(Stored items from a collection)
######

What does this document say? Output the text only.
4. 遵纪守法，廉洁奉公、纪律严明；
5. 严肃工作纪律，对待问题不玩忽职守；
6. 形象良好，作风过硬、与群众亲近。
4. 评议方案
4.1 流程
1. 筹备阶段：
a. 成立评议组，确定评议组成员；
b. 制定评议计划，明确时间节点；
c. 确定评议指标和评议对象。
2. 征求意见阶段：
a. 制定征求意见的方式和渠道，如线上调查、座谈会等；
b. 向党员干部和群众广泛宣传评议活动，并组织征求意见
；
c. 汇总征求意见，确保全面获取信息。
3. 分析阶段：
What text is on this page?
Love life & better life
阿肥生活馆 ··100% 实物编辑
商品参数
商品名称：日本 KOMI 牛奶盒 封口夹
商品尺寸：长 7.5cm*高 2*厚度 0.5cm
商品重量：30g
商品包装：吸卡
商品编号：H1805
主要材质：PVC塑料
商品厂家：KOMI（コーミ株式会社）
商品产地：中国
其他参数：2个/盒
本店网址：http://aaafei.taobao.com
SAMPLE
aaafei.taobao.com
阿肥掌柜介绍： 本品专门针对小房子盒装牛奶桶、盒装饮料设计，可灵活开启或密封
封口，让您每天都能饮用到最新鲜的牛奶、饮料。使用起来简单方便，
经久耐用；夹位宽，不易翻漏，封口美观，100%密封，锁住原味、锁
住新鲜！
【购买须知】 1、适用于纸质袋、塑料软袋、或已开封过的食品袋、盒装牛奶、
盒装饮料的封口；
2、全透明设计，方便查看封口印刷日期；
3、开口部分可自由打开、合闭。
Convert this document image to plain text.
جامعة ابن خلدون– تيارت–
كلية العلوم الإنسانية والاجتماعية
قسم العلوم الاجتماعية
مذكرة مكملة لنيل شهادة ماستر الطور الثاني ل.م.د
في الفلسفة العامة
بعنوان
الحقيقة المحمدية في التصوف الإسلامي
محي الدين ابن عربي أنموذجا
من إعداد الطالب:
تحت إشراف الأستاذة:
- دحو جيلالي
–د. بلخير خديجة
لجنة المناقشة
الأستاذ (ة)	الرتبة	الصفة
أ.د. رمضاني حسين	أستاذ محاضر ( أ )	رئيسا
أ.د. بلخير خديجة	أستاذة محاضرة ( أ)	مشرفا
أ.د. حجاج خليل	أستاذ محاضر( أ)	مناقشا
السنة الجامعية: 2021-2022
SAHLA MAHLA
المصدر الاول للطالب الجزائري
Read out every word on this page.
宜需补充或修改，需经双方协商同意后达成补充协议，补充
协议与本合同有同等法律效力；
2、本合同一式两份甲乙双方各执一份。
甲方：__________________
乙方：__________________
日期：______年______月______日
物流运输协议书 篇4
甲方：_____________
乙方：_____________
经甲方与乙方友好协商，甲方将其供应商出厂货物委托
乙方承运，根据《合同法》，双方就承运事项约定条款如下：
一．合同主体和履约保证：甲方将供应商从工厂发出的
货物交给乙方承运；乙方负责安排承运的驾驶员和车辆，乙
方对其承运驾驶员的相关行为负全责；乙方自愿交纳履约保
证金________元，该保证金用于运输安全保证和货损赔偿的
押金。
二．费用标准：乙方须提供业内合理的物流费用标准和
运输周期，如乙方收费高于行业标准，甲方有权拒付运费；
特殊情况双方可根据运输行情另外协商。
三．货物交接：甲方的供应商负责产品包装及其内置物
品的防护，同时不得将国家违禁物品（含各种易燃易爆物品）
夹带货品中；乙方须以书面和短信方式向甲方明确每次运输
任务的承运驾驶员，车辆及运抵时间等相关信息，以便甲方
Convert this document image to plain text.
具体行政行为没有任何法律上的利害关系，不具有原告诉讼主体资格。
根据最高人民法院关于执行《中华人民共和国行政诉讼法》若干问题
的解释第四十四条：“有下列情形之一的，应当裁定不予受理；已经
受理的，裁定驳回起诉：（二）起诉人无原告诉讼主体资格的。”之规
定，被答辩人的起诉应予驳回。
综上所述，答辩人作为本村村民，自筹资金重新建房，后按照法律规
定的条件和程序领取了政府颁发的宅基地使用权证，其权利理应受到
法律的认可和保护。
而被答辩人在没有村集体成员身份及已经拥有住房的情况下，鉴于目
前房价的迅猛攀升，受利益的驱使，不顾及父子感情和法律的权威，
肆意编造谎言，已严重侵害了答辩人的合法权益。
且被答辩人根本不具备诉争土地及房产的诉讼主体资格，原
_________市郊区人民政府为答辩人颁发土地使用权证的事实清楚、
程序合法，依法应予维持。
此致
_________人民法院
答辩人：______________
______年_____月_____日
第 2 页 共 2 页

######

Your task is to retype all the records above with nothing left out.

» **Result for this task**
What does this document say? Output the text only.
4. 遵纪守法，廉洁奉公、纪律严明；
5. 严肃工作纪律，对待问题不玩忽职守；
6. 形象良好，作风过硬、与群众亲近。
4. 评议方案
4.1 流程
1. 筹备阶段：
a. 成立评议组，确定评议组成员；
b. 制定评议计划，明确时间节点；
c. 确定评议指标和评议对象。
2. 征求意见阶段：
a. 制定征求意见的方式和渠道，如线上调查、座谈会等；
b. 向党员干部和群众广泛宣传评议活动，并组织征求意见
；
c. 汇总征求意见，确保全面获取信息。
3. 分析阶段：
What text is on this page?
Love life & better life
阿肥生活馆 ··100% 实物编辑
商品参数
商品名称：日本 KOMI 牛奶盒 封口夹
商品尺寸：长 7.5cm*高 2*厚度 0.5cm
商品重量：30g
商品包装：吸卡
商品编号：H1805
主要材质：PVC塑料
商品厂家：KOMI（コーミ株式会社）
商品产地：中国
其他参数：2个/盒
本店网址：http://aaafei.taobao.com
SAMPLE
aaafei.taobao.com
阿肥掌柜介绍： 本品专门针对小房子盒装牛奶桶、盒装饮料设计，可灵活开启或密封
封口，让您每天都能饮用到最新鲜的牛奶、饮料。使用起来简单方便，
经久耐用；夹位宽，不易翻漏，封口美观，100%密封，锁住原味、锁
住新鲜！
【购买须知】 1、适用于纸质袋、塑料软袋、或已开封过的食品袋、盒装牛奶、
盒装饮料的封口；
2、全透明设计，方便查看封口印刷日期；
3、开口部分可自由打开、合闭。
Convert this document image to plain text.
جامعة ابن خلدون– تيارت–
كلية العلوم الإنسانية والاجتماعية
قسم العلوم الاجتماعية
مذكرة مكملة لنيل شهادة ماستر الطور الثاني ل.م.د
في الفلسفة العامة
بعنوان
الحقيقة المحمدية في التصوف الإسلامي
محي الدين ابن عربي أنموذجا
من إعداد الطالب:
تحت إشراف الأستاذة:
- دحو جيلالي
–د. بلخير خديجة
لجنة المناقشة
الأستاذ (ة)	الرتبة	الصفة
أ.د. رمضاني حسين	أستاذ محاضر ( أ )	رئيسا
أ.د. بلخير خديجة	أستاذة محاضرة ( أ)	مشرفا
أ.د. حجاج خليل	أستاذ محاضر( أ)	مناقشا
السنة الجامعية: 2021-2022
SAHLA MAHLA
المصدر الاول للطالب الجزائري
Read out every word on this page.
宜需补充或修改，需经双方协商同意后达成补充协议，补充
协议与本合同有同等法律效力；
2、本合同一式两份甲乙双方各执一份。
甲方：__________________
乙方：__________________
日期：______年______月______日
物流运输协议书 篇4
甲方：_____________
乙方：_____________
经甲方与乙方友好协商，甲方将其供应商出厂货物委托
乙方承运，根据《合同法》，双方就承运事项约定条款如下：
一．合同主体和履约保证：甲方将供应商从工厂发出的
货物交给乙方承运；乙方负责安排承运的驾驶员和车辆，乙
方对其承运驾驶员的相关行为负全责；乙方自愿交纳履约保
证金________元，该保证金用于运输安全保证和货损赔偿的
押金。
二．费用标准：乙方须提供业内合理的物流费用标准和
运输周期，如乙方收费高于行业标准，甲方有权拒付运费；
特殊情况双方可根据运输行情另外协商。
三．货物交接：甲方的供应商负责产品包装及其内置物
品的防护，同时不得将国家违禁物品（含各种易燃易爆物品）
夹带货品中；乙方须以书面和短信方式向甲方明确每次运输
任务的承运驾驶员，车辆及运抵时间等相关信息，以便甲方
Convert this document image to plain text.
具体行政行为没有任何法律上的利害关系，不具有原告诉讼主体资格。
根据最高人民法院关于执行《中华人民共和国行政诉讼法》若干问题
的解释第四十四条：“有下列情形之一的，应当裁定不予受理；已经
受理的，裁定驳回起诉：（二）起诉人无原告诉讼主体资格的。”之规
定，被答辩人的起诉应予驳回。
综上所述，答辩人作为本村村民，自筹资金重新建房，后按照法律规
定的条件和程序领取了政府颁发的宅基地使用权证，其权利理应受到
法律的认可和保护。
而被答辩人在没有村集体成员身份及已经拥有住房的情况下，鉴于目
前房价的迅猛攀升，受利益的驱使，不顾及父子感情和法律的权威，
肆意编造谎言，已严重侵害了答辩人的合法权益。
且被答辩人根本不具备诉争土地及房产的诉讼主体资格，原
_________市郊区人民政府为答辩人颁发土地使用权证的事实清楚、
程序合法，依法应予维持。
此致
_________人民法院
答辩人：______________
______年_____月_____日
第 2 页 共 2 页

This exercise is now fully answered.